• _EXERCISE SET_
1 > List every organization named in the text about wolves on Prince of Wales Island.
2 > From the wolf text, reproduce the stretch from "In their letter, the" through "this vulnerable population." word for word.

In their letter, the groups also urged the agency to implement other wolf conservation measures established in a 2017 Wolf Habitat Management Program developed specifically to protect this vulnerable population.
“This is a shocking number of wolves to have been taken, and once again there has to be concern for the viability of wolves on Prince of Wales Island. The U.S. Forest Service must engage with the state on wolf management decisions to ensure that this imperiled wolf population and its forest habitat will remain healthy for future generations,” said Nicole Whittington-Evans, Alaska program director for Defenders of Wildlife.
Today’s letter follows a March 5 announcement from the Alaska Department of Fish and Game (ADF&G) that 165 wolves out of an estimated population of 170 (as of fall 2018) were legally trapped during the 2019-2020 season in the game management unit that includes Prince of Wales and surrounding islands. This record number of killings is in addition to any illegal killing, which is known to have been significant in the past.

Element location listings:
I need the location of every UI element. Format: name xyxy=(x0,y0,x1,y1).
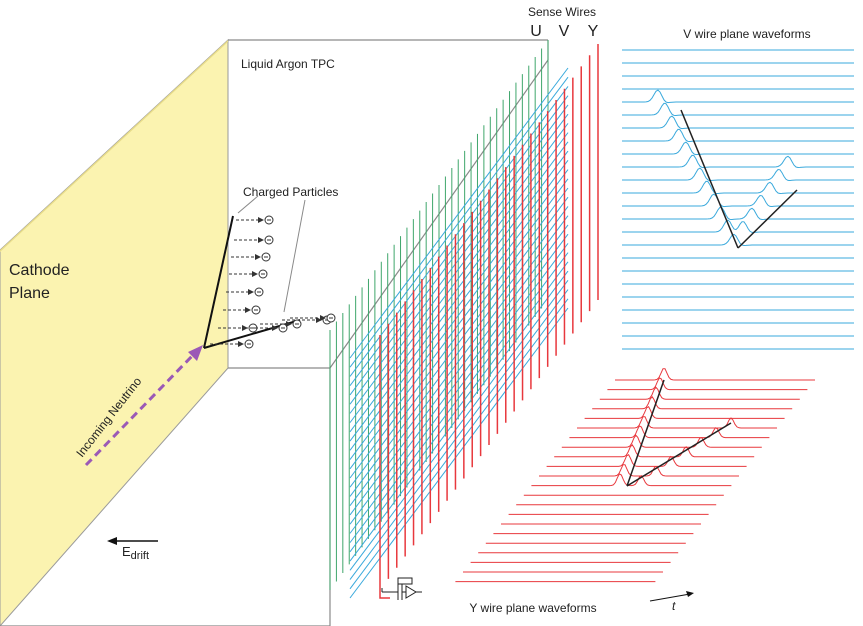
edrift-subscript: drift xyxy=(131,550,149,562)
drift-arrowhead xyxy=(272,325,278,331)
edrift-arrowhead xyxy=(107,537,117,545)
drift-arrowhead xyxy=(255,254,261,260)
wire-u-label: U xyxy=(530,23,542,40)
edrift-label: Edrift xyxy=(122,544,149,562)
y-waveform-trace xyxy=(554,443,755,458)
edrift-main: E xyxy=(122,544,131,559)
y-wire-plane xyxy=(379,44,599,599)
v-wire xyxy=(349,67,569,359)
y-waveform-tracks xyxy=(626,379,732,487)
time-axis-arrow xyxy=(649,593,691,602)
charged-particles-label: Charged Particles xyxy=(243,185,338,199)
v-waveform-trace xyxy=(622,102,854,117)
drift-arrowhead xyxy=(245,307,251,313)
y-waveform-trace xyxy=(592,395,793,410)
neutrino-arrowhead xyxy=(188,345,203,361)
y-waveform-trace xyxy=(531,473,732,487)
cathode-side xyxy=(0,40,228,252)
neutrino-arrow xyxy=(84,351,197,467)
y-wire-readout-lead xyxy=(379,590,390,599)
readout-electronics-icon xyxy=(381,577,422,600)
drift-arrowhead xyxy=(248,289,254,295)
v-waveform-tracks xyxy=(680,109,798,249)
v-waveforms xyxy=(622,49,854,350)
cathode-plane xyxy=(0,38,229,626)
v-waveforms-label: V wire plane waveforms xyxy=(683,27,810,41)
v-waveform-trace xyxy=(622,128,854,143)
y-waveform-trace xyxy=(561,434,762,448)
v-waveform-trace xyxy=(622,193,854,208)
drift-arrowhead xyxy=(320,315,326,321)
tpc-label: Liquid Argon TPC xyxy=(241,57,335,71)
charged-particles-pointers xyxy=(237,195,306,313)
drift-arrowhead xyxy=(238,341,244,347)
v-wire xyxy=(349,76,569,368)
y-waveform-trace xyxy=(615,368,815,381)
y-waveform-trace xyxy=(599,386,800,400)
v-waveform-trace xyxy=(622,180,854,195)
cathode-label-line1: Cathode xyxy=(9,262,70,279)
time-axis-arrowhead xyxy=(686,591,694,597)
v-waveform-trace xyxy=(622,141,854,156)
v-waveform-trace xyxy=(622,167,854,182)
drift-arrowhead xyxy=(252,271,258,277)
v-waveform-trace xyxy=(622,89,854,104)
v-waveform-trace xyxy=(622,219,854,234)
v-waveform-trace xyxy=(622,154,854,169)
u-wire-plane xyxy=(329,40,549,590)
drift-arrowhead xyxy=(258,217,264,223)
y-waveform-trace xyxy=(569,425,770,439)
y-waveform-trace xyxy=(539,464,739,477)
drift-arrowhead xyxy=(258,237,264,243)
drift-arrowhead xyxy=(286,321,292,327)
track-1 xyxy=(203,215,234,349)
v-waveform-trace xyxy=(622,233,854,247)
sense-wires-label: Sense Wires xyxy=(528,5,596,19)
v-waveform-trace xyxy=(622,206,854,221)
y-waveform-trace xyxy=(584,406,785,419)
y-waveform-trace xyxy=(577,416,777,429)
v-waveform-trace xyxy=(622,115,854,130)
y-waveforms-label: Y wire plane waveforms xyxy=(469,601,596,615)
y-waveform-trace xyxy=(607,377,808,391)
cathode-label-line2: Plane xyxy=(9,285,50,302)
wire-y-label: Y xyxy=(588,23,599,40)
wire-v-label: V xyxy=(559,23,570,40)
drift-electrons xyxy=(210,215,336,349)
y-waveform-trace xyxy=(546,454,747,467)
y-waveforms xyxy=(455,368,815,583)
time-axis-label: t xyxy=(672,599,676,613)
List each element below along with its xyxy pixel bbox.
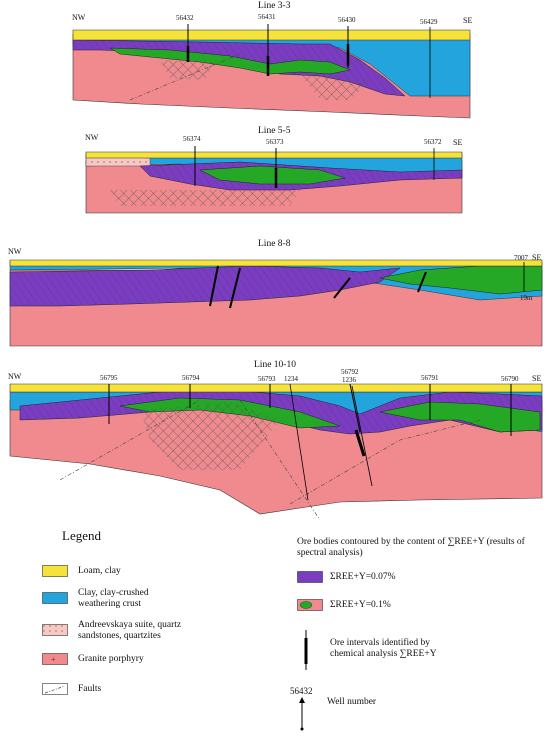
loam-layer <box>85 151 463 159</box>
ore-interval <box>417 271 427 293</box>
ore-interval <box>229 267 241 309</box>
purple-pattern <box>73 40 405 96</box>
purple-swatch <box>297 571 323 583</box>
legend-title: Legend <box>62 528 101 543</box>
andreevskaya-dots <box>86 156 150 166</box>
nw-label: NW <box>8 372 22 381</box>
fault-line <box>239 399 321 520</box>
well-number: 56790 <box>501 375 519 383</box>
well-marker: 1236 <box>342 376 373 487</box>
nw-label: NW <box>8 247 22 256</box>
well-marker: 56430 <box>338 16 356 68</box>
section-title: Line 10-10 <box>254 360 296 370</box>
ore-body-01-green <box>109 47 351 75</box>
well-marker: 56792 <box>341 368 366 457</box>
well-marker: 56793 <box>258 375 276 408</box>
well-number: 56793 <box>258 375 276 383</box>
section-line-8-8: Line 8-8 NW SE 7007 19m <box>8 239 543 347</box>
granite-swatch <box>42 653 68 665</box>
se-label: SE <box>532 253 541 262</box>
well-number: 1234 <box>284 375 299 383</box>
nw-label: NW <box>85 133 99 142</box>
legend-label: Andreevskaya suite, quartz sandstones, q… <box>78 620 182 641</box>
well-number: 56374 <box>183 135 201 143</box>
well-marker: 1234 <box>284 375 309 501</box>
well-marker: 56791 <box>421 374 439 420</box>
well-number: 56429 <box>420 18 438 26</box>
loam-layer <box>72 29 471 41</box>
well-marker: 56372 <box>424 138 442 180</box>
section-line-3-3: Line 3-3 NW SE 56432 56431 <box>72 1 472 119</box>
ore-body-01-green <box>379 265 543 295</box>
well-marker: 56432 <box>176 14 194 62</box>
cross-sections: Line 3-3 NW SE 56432 56431 <box>8 1 543 520</box>
legend-label: Clay, clay-crushed weathering crust <box>78 588 149 609</box>
ore-body-01-green <box>199 165 346 185</box>
loam-swatch <box>42 565 68 577</box>
well-marker: 56431 <box>258 13 276 76</box>
well-number: 56432 <box>176 14 194 22</box>
ore-body-01-green <box>379 401 541 433</box>
well-number: 56431 <box>258 13 276 21</box>
well-number: 7007 <box>514 254 529 262</box>
legend-label: Granite porphyry <box>78 654 144 664</box>
loam-layer <box>9 383 543 393</box>
se-label: SE <box>532 374 541 383</box>
section-line-5-5: Line 5-5 NW SE 56374 56373 56372 <box>85 126 463 214</box>
well-number: 56372 <box>424 138 442 146</box>
well-marker: 56794 <box>182 374 200 408</box>
legend-label: Ore intervals identified by chemical ana… <box>330 638 437 659</box>
depth-label: 19m <box>520 294 533 302</box>
legend-label: Loam, clay <box>78 566 121 576</box>
se-label: SE <box>453 138 462 147</box>
section-line-10-10: Line 10-10 NW SE 56795 56794 56793 1234 <box>8 360 543 520</box>
well-number: 56792 <box>341 368 359 376</box>
se-label: SE <box>463 16 472 25</box>
weathering-crust-swatch <box>42 592 68 604</box>
section-title: Line 5-5 <box>258 126 291 136</box>
legend-label: ΣREE+Y=0.1% <box>330 600 391 610</box>
legend-label: Faults <box>78 684 102 694</box>
ore-bodies-title: Ore bodies contoured by the content of ∑… <box>297 537 525 558</box>
nw-label: NW <box>72 13 86 22</box>
svg-text:+: + <box>51 655 56 664</box>
fault-line <box>129 53 241 101</box>
well-number: 1236 <box>342 376 357 384</box>
well-example-number: 56432 <box>290 686 313 696</box>
hatched-zone <box>160 60 215 80</box>
well-marker: 56429 <box>420 18 438 98</box>
ore-interval <box>333 277 351 299</box>
ore-interval <box>209 265 219 307</box>
fault-line <box>289 419 481 505</box>
well-number: 56430 <box>338 16 356 24</box>
legend-label: Well number <box>327 697 377 707</box>
loam-layer <box>9 259 543 267</box>
well-number: 56795 <box>100 374 118 382</box>
legend-label: ΣREE+Y=0.07% <box>330 572 396 582</box>
hatched-zone <box>110 190 300 206</box>
purple-pattern <box>10 266 400 306</box>
well-marker: 56790 <box>501 375 519 436</box>
well-number: 56794 <box>182 374 200 382</box>
well-marker: 56373 <box>266 138 284 188</box>
hatched-zone <box>300 74 370 100</box>
section-title: Line 3-3 <box>258 1 291 11</box>
well-marker: 56795 <box>100 374 118 424</box>
well-number: 56373 <box>266 138 284 146</box>
hatched-zone <box>140 402 280 470</box>
granite-porphyry-body <box>9 399 543 515</box>
well-number: 56791 <box>421 374 439 382</box>
well-marker: 7007 19m <box>514 254 533 302</box>
section-title: Line 8-8 <box>258 239 291 249</box>
well-marker: 56374 <box>183 135 201 186</box>
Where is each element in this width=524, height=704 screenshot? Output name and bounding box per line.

• _WORKED ANSWERS_
1 >
U.S. Forest Service
Alaska Department of Fish and Game (ADF&G)
Defenders of Wildlife

2 >
In their letter, the groups also urged the agency to implement other wolf conservation measures established in a 2017 Wolf Habitat Management Program developed specifically to protect this vulnerable population.